Saved entries:
-- Start --

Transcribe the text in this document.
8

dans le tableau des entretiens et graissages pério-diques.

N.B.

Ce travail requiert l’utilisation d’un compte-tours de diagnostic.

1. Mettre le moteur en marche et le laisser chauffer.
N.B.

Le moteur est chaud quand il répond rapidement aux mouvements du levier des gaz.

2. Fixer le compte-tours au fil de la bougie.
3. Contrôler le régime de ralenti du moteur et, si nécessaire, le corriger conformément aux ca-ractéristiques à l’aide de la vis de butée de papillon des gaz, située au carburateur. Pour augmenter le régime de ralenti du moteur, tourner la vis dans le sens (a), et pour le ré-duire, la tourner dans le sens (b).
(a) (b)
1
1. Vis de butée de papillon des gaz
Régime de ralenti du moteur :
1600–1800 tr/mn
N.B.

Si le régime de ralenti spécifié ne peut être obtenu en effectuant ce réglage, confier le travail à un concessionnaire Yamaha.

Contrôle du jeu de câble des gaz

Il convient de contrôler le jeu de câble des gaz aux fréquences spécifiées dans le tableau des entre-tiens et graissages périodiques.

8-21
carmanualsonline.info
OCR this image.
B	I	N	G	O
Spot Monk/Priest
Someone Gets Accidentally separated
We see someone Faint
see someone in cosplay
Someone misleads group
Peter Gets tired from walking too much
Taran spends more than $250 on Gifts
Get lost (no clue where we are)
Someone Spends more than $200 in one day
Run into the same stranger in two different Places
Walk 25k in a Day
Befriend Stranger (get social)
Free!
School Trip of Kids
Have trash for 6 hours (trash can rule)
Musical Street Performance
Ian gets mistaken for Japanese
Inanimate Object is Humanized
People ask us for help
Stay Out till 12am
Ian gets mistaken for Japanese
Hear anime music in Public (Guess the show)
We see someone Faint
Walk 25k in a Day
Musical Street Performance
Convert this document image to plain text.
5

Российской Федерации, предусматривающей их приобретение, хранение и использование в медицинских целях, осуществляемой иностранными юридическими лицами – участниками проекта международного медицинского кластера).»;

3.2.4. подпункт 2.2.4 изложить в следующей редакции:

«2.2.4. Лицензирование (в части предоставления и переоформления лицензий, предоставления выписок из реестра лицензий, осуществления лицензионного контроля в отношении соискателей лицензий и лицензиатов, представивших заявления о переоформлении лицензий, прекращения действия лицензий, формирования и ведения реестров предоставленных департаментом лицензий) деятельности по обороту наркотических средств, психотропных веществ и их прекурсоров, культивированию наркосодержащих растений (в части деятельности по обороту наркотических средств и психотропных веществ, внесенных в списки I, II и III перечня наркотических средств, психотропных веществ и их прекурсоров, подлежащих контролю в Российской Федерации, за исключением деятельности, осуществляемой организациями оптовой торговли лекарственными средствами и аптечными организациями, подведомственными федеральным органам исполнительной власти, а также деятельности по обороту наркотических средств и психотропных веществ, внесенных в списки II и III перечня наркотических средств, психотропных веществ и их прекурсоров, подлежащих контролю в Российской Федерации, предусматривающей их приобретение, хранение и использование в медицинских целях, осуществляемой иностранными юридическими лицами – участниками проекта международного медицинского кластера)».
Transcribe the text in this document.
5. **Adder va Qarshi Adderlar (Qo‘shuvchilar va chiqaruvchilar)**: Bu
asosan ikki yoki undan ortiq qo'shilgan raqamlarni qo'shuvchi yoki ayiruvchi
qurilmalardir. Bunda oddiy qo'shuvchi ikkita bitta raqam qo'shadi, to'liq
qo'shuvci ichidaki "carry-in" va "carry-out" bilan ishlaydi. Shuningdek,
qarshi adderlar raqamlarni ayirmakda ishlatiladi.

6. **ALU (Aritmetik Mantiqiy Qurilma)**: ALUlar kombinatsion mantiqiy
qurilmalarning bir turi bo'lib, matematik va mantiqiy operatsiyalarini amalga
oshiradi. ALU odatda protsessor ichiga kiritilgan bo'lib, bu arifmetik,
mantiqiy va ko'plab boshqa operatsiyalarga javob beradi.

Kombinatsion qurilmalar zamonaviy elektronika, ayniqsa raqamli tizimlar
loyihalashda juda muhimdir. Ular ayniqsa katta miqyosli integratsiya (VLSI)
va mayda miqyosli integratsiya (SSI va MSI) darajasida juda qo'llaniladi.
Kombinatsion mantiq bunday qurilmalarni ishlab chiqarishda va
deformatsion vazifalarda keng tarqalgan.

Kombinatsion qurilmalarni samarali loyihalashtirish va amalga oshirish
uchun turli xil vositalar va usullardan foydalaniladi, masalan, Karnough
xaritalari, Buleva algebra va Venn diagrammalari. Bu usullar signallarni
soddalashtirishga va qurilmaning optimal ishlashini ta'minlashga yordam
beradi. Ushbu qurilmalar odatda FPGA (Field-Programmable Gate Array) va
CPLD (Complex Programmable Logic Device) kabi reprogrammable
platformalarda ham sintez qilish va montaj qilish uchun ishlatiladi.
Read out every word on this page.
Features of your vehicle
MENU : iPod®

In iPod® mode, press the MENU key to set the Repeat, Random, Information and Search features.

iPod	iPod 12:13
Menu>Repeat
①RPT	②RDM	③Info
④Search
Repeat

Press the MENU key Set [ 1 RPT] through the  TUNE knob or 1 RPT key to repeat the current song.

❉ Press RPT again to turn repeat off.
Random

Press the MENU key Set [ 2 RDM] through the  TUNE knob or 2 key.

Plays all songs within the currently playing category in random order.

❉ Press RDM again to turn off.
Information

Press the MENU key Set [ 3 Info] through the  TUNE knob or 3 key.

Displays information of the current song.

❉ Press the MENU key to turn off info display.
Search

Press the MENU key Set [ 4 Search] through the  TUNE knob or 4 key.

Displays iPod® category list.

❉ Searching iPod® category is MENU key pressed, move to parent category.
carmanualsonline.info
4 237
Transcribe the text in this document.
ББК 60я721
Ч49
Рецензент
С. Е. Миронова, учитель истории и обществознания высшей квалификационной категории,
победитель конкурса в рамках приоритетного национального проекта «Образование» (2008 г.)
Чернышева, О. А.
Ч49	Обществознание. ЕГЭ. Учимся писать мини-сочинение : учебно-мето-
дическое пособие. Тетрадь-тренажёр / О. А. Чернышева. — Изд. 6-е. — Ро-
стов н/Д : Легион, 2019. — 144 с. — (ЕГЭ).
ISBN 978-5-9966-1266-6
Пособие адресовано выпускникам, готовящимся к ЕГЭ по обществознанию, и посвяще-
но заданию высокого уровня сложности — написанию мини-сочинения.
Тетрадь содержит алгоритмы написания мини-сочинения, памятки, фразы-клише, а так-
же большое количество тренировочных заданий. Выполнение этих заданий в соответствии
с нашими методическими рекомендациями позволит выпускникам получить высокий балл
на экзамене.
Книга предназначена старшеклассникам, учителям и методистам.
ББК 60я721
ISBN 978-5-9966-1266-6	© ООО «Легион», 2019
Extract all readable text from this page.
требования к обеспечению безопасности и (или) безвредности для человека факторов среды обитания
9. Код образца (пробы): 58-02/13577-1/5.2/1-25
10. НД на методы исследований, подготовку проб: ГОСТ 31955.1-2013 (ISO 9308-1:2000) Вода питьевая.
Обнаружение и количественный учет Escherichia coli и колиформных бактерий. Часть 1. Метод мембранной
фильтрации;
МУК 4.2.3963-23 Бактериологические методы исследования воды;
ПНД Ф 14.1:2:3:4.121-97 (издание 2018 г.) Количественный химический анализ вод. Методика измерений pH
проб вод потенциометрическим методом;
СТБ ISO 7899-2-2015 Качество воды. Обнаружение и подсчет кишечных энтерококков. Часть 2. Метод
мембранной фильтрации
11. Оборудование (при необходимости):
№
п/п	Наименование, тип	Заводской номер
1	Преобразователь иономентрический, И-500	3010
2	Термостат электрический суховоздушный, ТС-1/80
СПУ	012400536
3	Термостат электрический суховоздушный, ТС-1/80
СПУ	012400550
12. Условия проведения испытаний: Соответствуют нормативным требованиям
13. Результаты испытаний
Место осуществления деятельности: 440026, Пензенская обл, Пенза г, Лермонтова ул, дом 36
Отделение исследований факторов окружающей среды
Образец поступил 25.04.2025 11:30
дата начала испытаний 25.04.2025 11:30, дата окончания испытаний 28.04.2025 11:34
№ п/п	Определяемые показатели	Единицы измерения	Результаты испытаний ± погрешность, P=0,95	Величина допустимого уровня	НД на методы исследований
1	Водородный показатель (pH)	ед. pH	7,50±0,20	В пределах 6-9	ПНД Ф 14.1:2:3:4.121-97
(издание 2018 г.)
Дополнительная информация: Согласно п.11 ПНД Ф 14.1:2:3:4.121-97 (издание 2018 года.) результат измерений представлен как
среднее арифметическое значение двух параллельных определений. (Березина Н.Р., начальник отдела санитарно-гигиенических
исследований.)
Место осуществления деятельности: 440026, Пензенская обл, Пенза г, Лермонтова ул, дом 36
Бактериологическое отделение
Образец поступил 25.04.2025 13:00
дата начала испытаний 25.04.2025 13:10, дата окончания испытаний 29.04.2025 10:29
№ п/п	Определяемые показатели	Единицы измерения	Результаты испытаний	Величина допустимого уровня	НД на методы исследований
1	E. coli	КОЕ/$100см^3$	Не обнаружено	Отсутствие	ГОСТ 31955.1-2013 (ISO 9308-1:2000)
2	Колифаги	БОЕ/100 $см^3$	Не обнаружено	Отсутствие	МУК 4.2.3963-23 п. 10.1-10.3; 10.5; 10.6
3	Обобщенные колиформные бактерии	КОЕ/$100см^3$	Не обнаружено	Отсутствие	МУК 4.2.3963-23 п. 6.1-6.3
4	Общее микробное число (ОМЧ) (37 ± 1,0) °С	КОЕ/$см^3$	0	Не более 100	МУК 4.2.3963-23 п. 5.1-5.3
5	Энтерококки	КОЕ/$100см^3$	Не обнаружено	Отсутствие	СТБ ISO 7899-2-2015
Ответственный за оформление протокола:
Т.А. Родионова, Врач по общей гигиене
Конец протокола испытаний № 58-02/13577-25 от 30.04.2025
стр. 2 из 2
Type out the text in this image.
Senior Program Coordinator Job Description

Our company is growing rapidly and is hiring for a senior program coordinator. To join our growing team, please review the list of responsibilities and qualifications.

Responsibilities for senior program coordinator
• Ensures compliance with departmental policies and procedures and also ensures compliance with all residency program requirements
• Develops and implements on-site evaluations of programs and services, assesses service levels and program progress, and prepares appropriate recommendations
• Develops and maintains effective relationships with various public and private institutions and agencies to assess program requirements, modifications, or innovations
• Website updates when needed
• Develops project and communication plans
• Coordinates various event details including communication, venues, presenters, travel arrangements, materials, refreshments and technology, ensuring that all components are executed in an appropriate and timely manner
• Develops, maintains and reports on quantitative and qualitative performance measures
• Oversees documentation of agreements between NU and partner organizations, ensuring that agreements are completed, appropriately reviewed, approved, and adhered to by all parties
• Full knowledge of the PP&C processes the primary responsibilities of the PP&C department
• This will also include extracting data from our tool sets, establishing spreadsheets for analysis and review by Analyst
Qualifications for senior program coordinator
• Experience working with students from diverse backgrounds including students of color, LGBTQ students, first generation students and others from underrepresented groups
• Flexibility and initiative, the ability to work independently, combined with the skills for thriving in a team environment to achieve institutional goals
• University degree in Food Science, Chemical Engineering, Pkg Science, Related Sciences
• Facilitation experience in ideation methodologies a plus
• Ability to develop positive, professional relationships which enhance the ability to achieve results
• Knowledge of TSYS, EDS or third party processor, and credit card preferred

-- End --

» **SHORT EXERCISE**
Pick out the lines containing the string "papillon" and show them.

» **SOLUTION**
3. Contrôler le régime de ralenti du moteur et, si nécessaire, le corriger conformément aux ca-ractéristiques à l’aide de la vis de butée de papillon des gaz, située au carburateur. Pour augmenter le régime de ralenti du moteur, tourner la vis dans le sens (a), et pour le ré-duire, la tourner dans le sens (b).
1. Vis de butée de papillon des gaz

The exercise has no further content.